GIVEN TASK>
Rewrite every line of the records below as a JSON list of strings, one string per line, and skip any blank lines.
#### STORED ROWS
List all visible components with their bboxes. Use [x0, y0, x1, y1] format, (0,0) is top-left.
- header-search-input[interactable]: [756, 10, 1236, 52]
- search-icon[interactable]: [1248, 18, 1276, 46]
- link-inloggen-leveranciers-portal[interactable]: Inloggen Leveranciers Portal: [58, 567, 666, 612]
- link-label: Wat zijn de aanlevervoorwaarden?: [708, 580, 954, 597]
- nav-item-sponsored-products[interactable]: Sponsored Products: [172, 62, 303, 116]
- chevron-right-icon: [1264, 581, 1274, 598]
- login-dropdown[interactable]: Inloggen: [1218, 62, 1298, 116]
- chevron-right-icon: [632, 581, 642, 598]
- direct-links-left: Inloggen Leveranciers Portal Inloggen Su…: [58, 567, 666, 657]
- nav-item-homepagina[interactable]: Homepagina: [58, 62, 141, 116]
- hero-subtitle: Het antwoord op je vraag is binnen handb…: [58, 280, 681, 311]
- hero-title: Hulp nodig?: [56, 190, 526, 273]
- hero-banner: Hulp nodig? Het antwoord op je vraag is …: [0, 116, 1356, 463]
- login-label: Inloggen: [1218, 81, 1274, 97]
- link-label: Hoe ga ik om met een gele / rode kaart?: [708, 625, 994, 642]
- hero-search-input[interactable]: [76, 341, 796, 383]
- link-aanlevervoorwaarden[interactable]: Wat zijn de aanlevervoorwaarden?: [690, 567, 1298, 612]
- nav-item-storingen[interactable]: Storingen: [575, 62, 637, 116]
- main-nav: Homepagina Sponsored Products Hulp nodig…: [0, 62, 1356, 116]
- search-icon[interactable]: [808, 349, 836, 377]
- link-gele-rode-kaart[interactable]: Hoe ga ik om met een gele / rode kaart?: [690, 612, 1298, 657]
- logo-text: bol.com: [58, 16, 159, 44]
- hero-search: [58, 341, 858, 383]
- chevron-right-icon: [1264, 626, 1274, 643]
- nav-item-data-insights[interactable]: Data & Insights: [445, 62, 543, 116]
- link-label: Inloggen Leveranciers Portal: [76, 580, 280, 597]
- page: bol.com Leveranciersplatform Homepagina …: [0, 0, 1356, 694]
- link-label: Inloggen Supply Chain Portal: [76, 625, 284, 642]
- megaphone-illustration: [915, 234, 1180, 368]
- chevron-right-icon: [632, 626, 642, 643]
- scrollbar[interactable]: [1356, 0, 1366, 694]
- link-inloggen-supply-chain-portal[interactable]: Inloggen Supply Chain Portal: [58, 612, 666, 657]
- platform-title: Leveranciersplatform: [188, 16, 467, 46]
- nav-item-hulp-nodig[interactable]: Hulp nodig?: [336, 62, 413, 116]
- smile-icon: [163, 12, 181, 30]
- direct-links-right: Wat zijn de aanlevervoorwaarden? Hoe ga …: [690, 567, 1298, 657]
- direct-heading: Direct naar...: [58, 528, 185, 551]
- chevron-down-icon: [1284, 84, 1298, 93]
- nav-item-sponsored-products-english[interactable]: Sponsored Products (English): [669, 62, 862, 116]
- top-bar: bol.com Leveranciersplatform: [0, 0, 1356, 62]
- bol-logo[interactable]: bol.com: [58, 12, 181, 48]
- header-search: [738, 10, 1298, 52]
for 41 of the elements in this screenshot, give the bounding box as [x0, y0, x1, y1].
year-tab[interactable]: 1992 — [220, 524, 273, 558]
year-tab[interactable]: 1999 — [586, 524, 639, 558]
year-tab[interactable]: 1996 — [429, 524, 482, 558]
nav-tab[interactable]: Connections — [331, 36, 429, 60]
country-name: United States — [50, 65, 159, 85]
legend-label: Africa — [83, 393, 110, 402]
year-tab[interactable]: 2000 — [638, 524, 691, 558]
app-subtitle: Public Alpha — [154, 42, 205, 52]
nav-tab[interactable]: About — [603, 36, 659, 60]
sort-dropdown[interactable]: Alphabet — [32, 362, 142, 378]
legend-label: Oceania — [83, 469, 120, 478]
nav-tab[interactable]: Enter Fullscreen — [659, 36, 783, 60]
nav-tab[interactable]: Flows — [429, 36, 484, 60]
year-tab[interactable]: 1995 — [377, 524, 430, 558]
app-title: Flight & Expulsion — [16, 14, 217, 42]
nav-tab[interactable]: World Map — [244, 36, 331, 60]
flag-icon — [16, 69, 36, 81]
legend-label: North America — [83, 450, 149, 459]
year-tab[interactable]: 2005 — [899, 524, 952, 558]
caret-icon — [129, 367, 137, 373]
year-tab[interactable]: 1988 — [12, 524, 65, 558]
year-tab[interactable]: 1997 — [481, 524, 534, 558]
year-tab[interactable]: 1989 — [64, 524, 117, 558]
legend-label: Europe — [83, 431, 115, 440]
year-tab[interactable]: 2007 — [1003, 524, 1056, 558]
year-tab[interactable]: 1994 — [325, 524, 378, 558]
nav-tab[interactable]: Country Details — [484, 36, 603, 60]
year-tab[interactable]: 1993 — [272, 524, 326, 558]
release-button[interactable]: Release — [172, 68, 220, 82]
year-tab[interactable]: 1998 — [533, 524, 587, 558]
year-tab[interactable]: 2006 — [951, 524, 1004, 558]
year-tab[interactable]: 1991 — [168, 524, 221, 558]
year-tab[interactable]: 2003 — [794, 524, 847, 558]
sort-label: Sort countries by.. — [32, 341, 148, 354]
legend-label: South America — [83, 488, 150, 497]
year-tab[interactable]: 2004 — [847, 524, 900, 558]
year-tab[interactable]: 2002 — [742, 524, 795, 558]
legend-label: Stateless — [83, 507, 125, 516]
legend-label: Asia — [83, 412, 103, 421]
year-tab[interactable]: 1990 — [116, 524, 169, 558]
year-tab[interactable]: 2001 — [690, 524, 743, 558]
########
FULL ANSWER>
[
  "List all visible components with their bboxes. Use [x0, y0, x1, y1] format, (0,0) is top-left.",
  "- header-search-input[interactable]: [756, 10, 1236, 52]",
  "- search-icon[interactable]: [1248, 18, 1276, 46]",
  "- link-inloggen-leveranciers-portal[interactable]: Inloggen Leveranciers Portal: [58, 567, 666, 612]",
  "- link-label: Wat zijn de aanlevervoorwaarden?: [708, 580, 954, 597]",
  "- nav-item-sponsored-products[interactable]: Sponsored Products: [172, 62, 303, 116]",
  "- chevron-right-icon: [1264, 581, 1274, 598]",
  "- login-dropdown[interactable]: Inloggen: [1218, 62, 1298, 116]",
  "- chevron-right-icon: [632, 581, 642, 598]",
  "- direct-links-left: Inloggen Leveranciers Portal Inloggen Su…: [58, 567, 666, 657]",
  "- nav-item-homepagina[interactable]: Homepagina: [58, 62, 141, 116]",
  "- hero-subtitle: Het antwoord op je vraag is binnen handb…: [58, 280, 681, 311]",
  "- hero-title: Hulp nodig?: [56, 190, 526, 273]",
  "- hero-banner: Hulp nodig? Het antwoord op je vraag is …: [0, 116, 1356, 463]",
  "- login-label: Inloggen: [1218, 81, 1274, 97]",
  "- link-label: Hoe ga ik om met een gele / rode kaart?: [708, 625, 994, 642]",
  "- hero-search-input[interactable]: [76, 341, 796, 383]",
  "- link-aanlevervoorwaarden[interactable]: Wat zijn de aanlevervoorwaarden?: [690, 567, 1298, 612]",
  "- nav-item-storingen[interactable]: Storingen: [575, 62, 637, 116]",
  "- main-nav: Homepagina Sponsored Products Hulp nodig…: [0, 62, 1356, 116]",
  "- search-icon[interactable]: [808, 349, 836, 377]",
  "- link-gele-rode-kaart[interactable]: Hoe ga ik om met een gele / rode kaart?: [690, 612, 1298, 657]",
  "- logo-text: bol.com: [58, 16, 159, 44]",
  "- hero-search: [58, 341, 858, 383]",
  "- chevron-right-icon: [1264, 626, 1274, 643]",
  "- nav-item-data-insights[interactable]: Data & Insights: [445, 62, 543, 116]",
  "- link-label: Inloggen Leveranciers Portal: [76, 580, 280, 597]",
  "- page: bol.com Leveranciersplatform Homepagina …: [0, 0, 1356, 694]",
  "- link-label: Inloggen Supply Chain Portal: [76, 625, 284, 642]",
  "- megaphone-illustration: [915, 234, 1180, 368]",
  "- chevron-right-icon: [632, 626, 642, 643]",
  "- scrollbar[interactable]: [1356, 0, 1366, 694]",
  "- link-inloggen-supply-chain-portal[interactable]: Inloggen Supply Chain Portal: [58, 612, 666, 657]",
  "- platform-title: Leveranciersplatform: [188, 16, 467, 46]",
  "- nav-item-hulp-nodig[interactable]: Hulp nodig?: [336, 62, 413, 116]",
  "- smile-icon: [163, 12, 181, 30]",
  "- direct-links-right: Wat zijn de aanlevervoorwaarden? Hoe ga …: [690, 567, 1298, 657]",
  "- direct-heading: Direct naar...: [58, 528, 185, 551]",
  "- chevron-down-icon: [1284, 84, 1298, 93]",
  "- nav-item-sponsored-products-english[interactable]: Sponsored Products (English): [669, 62, 862, 116]",
  "- top-bar: bol.com Leveranciersplatform: [0, 0, 1356, 62]",
  "- bol-logo[interactable]: bol.com: [58, 12, 181, 48]",
  "- header-search: [738, 10, 1298, 52]",
  "for 41 of the elements in this screenshot, give the bounding box as [x0, y0, x1, y1].",
  "year-tab[interactable]: 1992 — [220, 524, 273, 558]",
  "year-tab[interactable]: 1999 — [586, 524, 639, 558]",
  "year-tab[interactable]: 1996 — [429, 524, 482, 558]",
  "nav-tab[interactable]: Connections — [331, 36, 429, 60]",
  "country-name: United States — [50, 65, 159, 85]",
  "legend-label: Africa — [83, 393, 110, 402]",
  "year-tab[interactable]: 2000 — [638, 524, 691, 558]",
  "app-subtitle: Public Alpha — [154, 42, 205, 52]",
  "nav-tab[interactable]: About — [603, 36, 659, 60]",
  "sort-dropdown[interactable]: Alphabet — [32, 362, 142, 378]",
  "legend-label: Oceania — [83, 469, 120, 478]",
  "nav-tab[interactable]: Enter Fullscreen — [659, 36, 783, 60]",
  "nav-tab[interactable]: Flows — [429, 36, 484, 60]",
  "year-tab[interactable]: 1995 — [377, 524, 430, 558]",
  "app-title: Flight & Expulsion — [16, 14, 217, 42]",
  "nav-tab[interactable]: World Map — [244, 36, 331, 60]",
  "flag-icon — [16, 69, 36, 81]",
  "legend-label: North America — [83, 450, 149, 459]",
  "year-tab[interactable]: 2005 — [899, 524, 952, 558]",
  "caret-icon — [129, 367, 137, 373]",
  "year-tab[interactable]: 1988 — [12, 524, 65, 558]",
  "year-tab[interactable]: 1997 — [481, 524, 534, 558]",
  "year-tab[interactable]: 1989 — [64, 524, 117, 558]",
  "legend-label: Europe — [83, 431, 115, 440]",
  "year-tab[interactable]: 2007 — [1003, 524, 1056, 558]",
  "year-tab[interactable]: 1994 — [325, 524, 378, 558]",
  "nav-tab[interactable]: Country Details — [484, 36, 603, 60]",
  "year-tab[interactable]: 1993 — [272, 524, 326, 558]",
  "release-button[interactable]: Release — [172, 68, 220, 82]",
  "year-tab[interactable]: 1998 — [533, 524, 587, 558]",
  "year-tab[interactable]: 2006 — [951, 524, 1004, 558]",
  "year-tab[interactable]: 1991 — [168, 524, 221, 558]",
  "year-tab[interactable]: 2003 — [794, 524, 847, 558]",
  "sort-label: Sort countries by.. — [32, 341, 148, 354]",
  "legend-label: South America — [83, 488, 150, 497]",
  "year-tab[interactable]: 2004 — [847, 524, 900, 558]",
  "year-tab[interactable]: 2002 — [742, 524, 795, 558]",
  "legend-label: Stateless — [83, 507, 125, 516]",
  "legend-label: Asia — [83, 412, 103, 421]",
  "year-tab[interactable]: 1990 — [116, 524, 169, 558]",
  "year-tab[interactable]: 2001 — [690, 524, 743, 558]"
]